### [Work required]
Write out each line in which the string "votre" is present.

### [Dataset items]

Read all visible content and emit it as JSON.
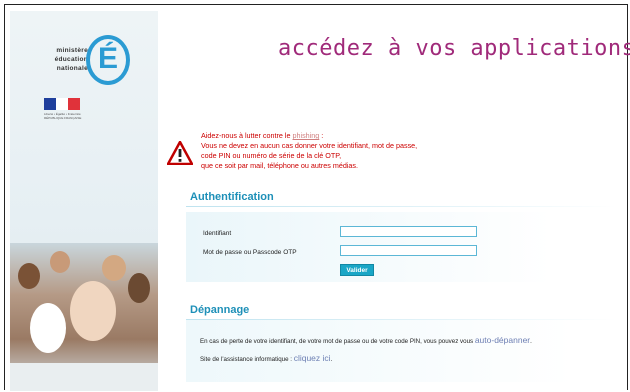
{
  "logo": {
    "ministry_lines": [
      "ministère",
      "éducation",
      "nationale"
    ],
    "letter": "É",
    "rf_caption": "Liberté • Égalité • Fraternité RÉPUBLIQUE FRANÇAISE"
  },
  "header": {
    "title": "accédez à vos applications"
  },
  "warning": {
    "line1_prefix": "Aidez-nous à lutter contre le ",
    "line1_link": "phishing",
    "line1_suffix": " :",
    "line2": "Vous ne devez en aucun cas donner votre identifiant, mot de passe,",
    "line3": "code PIN ou numéro de série de la clé OTP,",
    "line4": "que ce soit par mail, téléphone ou autres médias."
  },
  "auth": {
    "title": "Authentification",
    "id_label": "Identifiant",
    "pwd_label": "Mot de passe ou Passcode OTP",
    "id_value": "",
    "pwd_value": "",
    "submit_label": "Valider"
  },
  "help": {
    "title": "Dépannage",
    "line1_text": "En cas de perte de votre identifiant, de votre mot de passe ou de votre code PIN, vous pouvez vous ",
    "line1_link": "auto-dépanner",
    "line1_end": ".",
    "line2_text": "Site de l'assistance informatique : ",
    "line2_link": "cliquez ici",
    "line2_end": "."
  },
  "colors": {
    "title": "#a02a7a",
    "accent": "#1e90b8",
    "warning": "#cc0000",
    "button": "#1aa6c6",
    "link": "#6d7fb3"
  },
  "icons": {
    "warning": "warning-triangle-icon"
  }
}
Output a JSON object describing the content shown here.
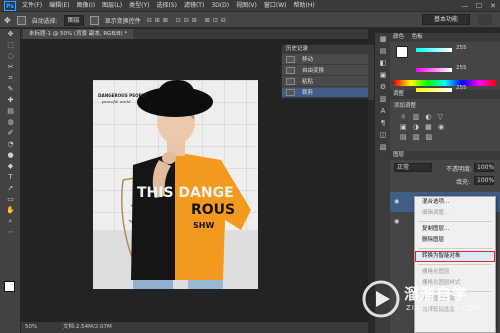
{
  "app": {
    "logo": "Ps"
  },
  "menu": [
    "文件(F)",
    "编辑(E)",
    "图像(I)",
    "图层(L)",
    "类型(Y)",
    "选择(S)",
    "滤镜(T)",
    "3D(D)",
    "视图(V)",
    "窗口(W)",
    "帮助(H)"
  ],
  "window_controls": [
    "—",
    "☐",
    "✕"
  ],
  "options": {
    "auto_select": "自动选择:",
    "layer_select": "图层",
    "show_transform": "显示变换控件",
    "workspace": "基本功能"
  },
  "document": {
    "tab": "未标题-1 @ 50% (背景 副本, RGB/8) *",
    "zoom": "50%",
    "doc_size": "文档:2.54M/2.07M"
  },
  "history": {
    "title": "历史记录",
    "items": [
      {
        "label": "移动",
        "selected": false
      },
      {
        "label": "自由变换",
        "selected": false
      },
      {
        "label": "粘贴",
        "selected": false
      },
      {
        "label": "裁剪",
        "selected": true
      }
    ]
  },
  "right_panel": {
    "color_tab": "颜色",
    "swatch_tab": "色板",
    "rgb_values": [
      "255",
      "255",
      "255"
    ],
    "adjust_tab": "调整",
    "adjust_hint": "添加调整",
    "layers_tab": "图层",
    "blend_mode": "正常",
    "opacity_label": "不透明度:",
    "opacity": "100%",
    "fill_label": "填充:",
    "fill": "100%"
  },
  "context_menu": {
    "items": [
      {
        "label": "混合选项...",
        "enabled": true,
        "highlight": false
      },
      {
        "label": "编辑调整...",
        "enabled": false,
        "highlight": false
      },
      {
        "sep": true
      },
      {
        "label": "复制图层...",
        "enabled": true,
        "highlight": false
      },
      {
        "label": "删除图层",
        "enabled": true,
        "highlight": false
      },
      {
        "sep": true
      },
      {
        "label": "转换为智能对象",
        "enabled": true,
        "highlight": true
      },
      {
        "sep": true
      },
      {
        "label": "栅格化图层",
        "enabled": false,
        "highlight": false
      },
      {
        "label": "栅格化图层样式",
        "enabled": false,
        "highlight": false
      },
      {
        "sep": true
      },
      {
        "label": "停用图层蒙版",
        "enabled": false,
        "highlight": false
      },
      {
        "label": "选择链接图层",
        "enabled": false,
        "highlight": false
      }
    ]
  },
  "shirt_text": {
    "line1": "THIS DANGE",
    "line2": "ROUS",
    "line3": "SHW"
  },
  "photo_caption": {
    "line1": "DANGEROUS PEOPLE",
    "line2": "peaceful world"
  },
  "watermark": {
    "brand": "溜溜自学",
    "url": "ZIXUE.3D66.COM"
  },
  "colors": {
    "accent": "#3f5e86",
    "highlight_border": "#d9272e",
    "shirt_orange": "#f39a1e",
    "shirt_black": "#151515"
  }
}
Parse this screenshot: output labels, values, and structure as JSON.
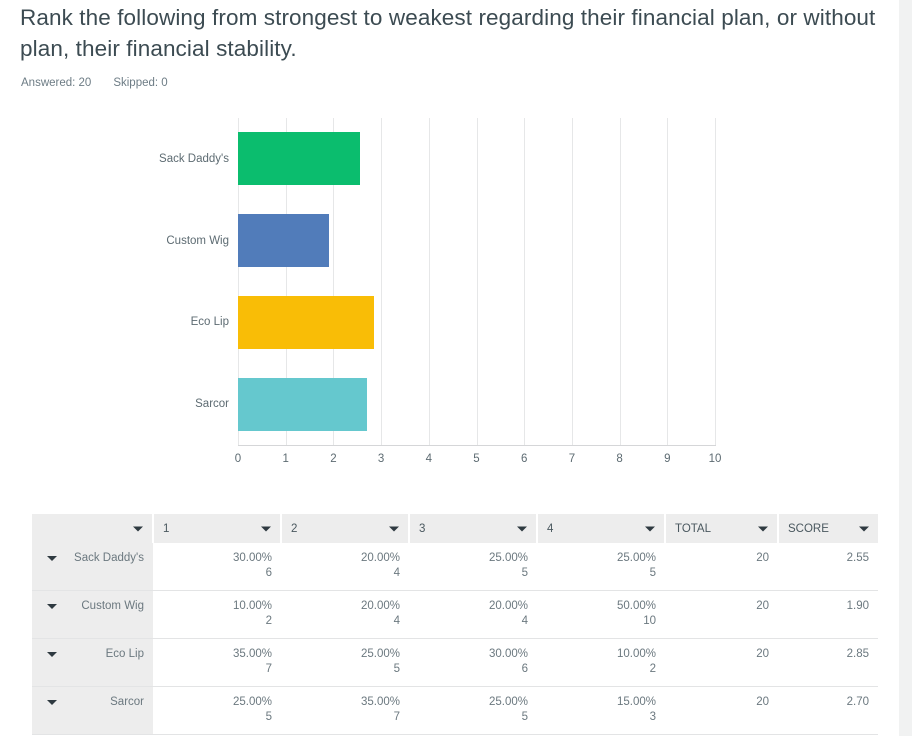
{
  "question": {
    "title": "Rank the following from strongest to weakest regarding their financial plan, or without plan, their financial stability.",
    "answered_label": "Answered: 20",
    "skipped_label": "Skipped: 0"
  },
  "chart_data": {
    "type": "bar",
    "orientation": "horizontal",
    "title": "",
    "xlabel": "",
    "ylabel": "",
    "xlim": [
      0,
      10
    ],
    "grid": true,
    "legend": "none",
    "categories": [
      "Sack Daddy's",
      "Custom Wig",
      "Eco Lip",
      "Sarcor"
    ],
    "values": [
      2.55,
      1.9,
      2.85,
      2.7
    ],
    "colors": [
      "#0bbd6e",
      "#517cba",
      "#f9bd06",
      "#65c8ce"
    ],
    "xticks": [
      "0",
      "1",
      "2",
      "3",
      "4",
      "5",
      "6",
      "7",
      "8",
      "9",
      "10"
    ]
  },
  "table": {
    "headers": [
      "",
      "1",
      "2",
      "3",
      "4",
      "TOTAL",
      "SCORE"
    ],
    "rows": [
      {
        "label": "Sack Daddy's",
        "cells": [
          {
            "pct": "30.00%",
            "count": "6"
          },
          {
            "pct": "20.00%",
            "count": "4"
          },
          {
            "pct": "25.00%",
            "count": "5"
          },
          {
            "pct": "25.00%",
            "count": "5"
          }
        ],
        "total": "20",
        "score": "2.55"
      },
      {
        "label": "Custom Wig",
        "cells": [
          {
            "pct": "10.00%",
            "count": "2"
          },
          {
            "pct": "20.00%",
            "count": "4"
          },
          {
            "pct": "20.00%",
            "count": "4"
          },
          {
            "pct": "50.00%",
            "count": "10"
          }
        ],
        "total": "20",
        "score": "1.90"
      },
      {
        "label": "Eco Lip",
        "cells": [
          {
            "pct": "35.00%",
            "count": "7"
          },
          {
            "pct": "25.00%",
            "count": "5"
          },
          {
            "pct": "30.00%",
            "count": "6"
          },
          {
            "pct": "10.00%",
            "count": "2"
          }
        ],
        "total": "20",
        "score": "2.85"
      },
      {
        "label": "Sarcor",
        "cells": [
          {
            "pct": "25.00%",
            "count": "5"
          },
          {
            "pct": "35.00%",
            "count": "7"
          },
          {
            "pct": "25.00%",
            "count": "5"
          },
          {
            "pct": "15.00%",
            "count": "3"
          }
        ],
        "total": "20",
        "score": "2.70"
      }
    ]
  }
}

### [Answer in full]
    "line2": "Vous ne devez en aucun cas donner votre identifiant, mot de passe,",
    "line1_text": "En cas de perte de votre identifiant, de votre mot de passe ou de votre code PIN, vous pouvez vous ",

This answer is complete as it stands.